### Aim of the task
Say how many lines include the word "name", using only a number.
========
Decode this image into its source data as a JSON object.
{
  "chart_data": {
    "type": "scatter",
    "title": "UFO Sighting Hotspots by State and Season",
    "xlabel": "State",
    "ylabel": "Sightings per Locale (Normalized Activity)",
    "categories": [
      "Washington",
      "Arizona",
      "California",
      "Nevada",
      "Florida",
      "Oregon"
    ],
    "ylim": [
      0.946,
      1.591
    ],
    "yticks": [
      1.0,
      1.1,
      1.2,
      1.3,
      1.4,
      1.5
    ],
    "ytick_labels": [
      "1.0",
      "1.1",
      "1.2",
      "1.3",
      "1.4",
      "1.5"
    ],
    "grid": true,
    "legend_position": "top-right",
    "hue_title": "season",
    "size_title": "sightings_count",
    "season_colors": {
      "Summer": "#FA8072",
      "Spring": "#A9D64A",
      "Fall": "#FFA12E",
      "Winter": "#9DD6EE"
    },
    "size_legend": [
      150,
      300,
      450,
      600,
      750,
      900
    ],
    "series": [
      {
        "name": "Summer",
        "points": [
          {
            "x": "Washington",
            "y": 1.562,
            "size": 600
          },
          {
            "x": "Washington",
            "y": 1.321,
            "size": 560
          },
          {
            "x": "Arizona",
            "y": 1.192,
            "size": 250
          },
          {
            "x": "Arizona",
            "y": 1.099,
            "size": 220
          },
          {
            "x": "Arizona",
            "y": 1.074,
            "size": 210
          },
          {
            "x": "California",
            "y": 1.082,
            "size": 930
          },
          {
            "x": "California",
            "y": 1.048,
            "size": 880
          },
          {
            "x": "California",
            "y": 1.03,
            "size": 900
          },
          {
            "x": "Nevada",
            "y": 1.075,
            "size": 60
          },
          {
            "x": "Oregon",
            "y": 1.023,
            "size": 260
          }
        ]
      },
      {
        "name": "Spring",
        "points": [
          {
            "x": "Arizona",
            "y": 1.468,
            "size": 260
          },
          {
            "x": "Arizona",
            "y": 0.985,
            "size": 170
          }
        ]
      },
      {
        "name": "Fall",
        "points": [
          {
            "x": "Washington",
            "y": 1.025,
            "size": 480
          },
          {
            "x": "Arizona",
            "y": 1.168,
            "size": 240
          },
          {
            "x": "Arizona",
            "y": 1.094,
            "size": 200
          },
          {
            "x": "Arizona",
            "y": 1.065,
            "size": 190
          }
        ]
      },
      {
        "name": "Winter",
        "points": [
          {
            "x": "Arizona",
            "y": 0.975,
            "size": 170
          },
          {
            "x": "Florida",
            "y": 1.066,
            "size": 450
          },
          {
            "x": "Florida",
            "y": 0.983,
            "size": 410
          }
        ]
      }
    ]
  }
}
========
### Exercise response
4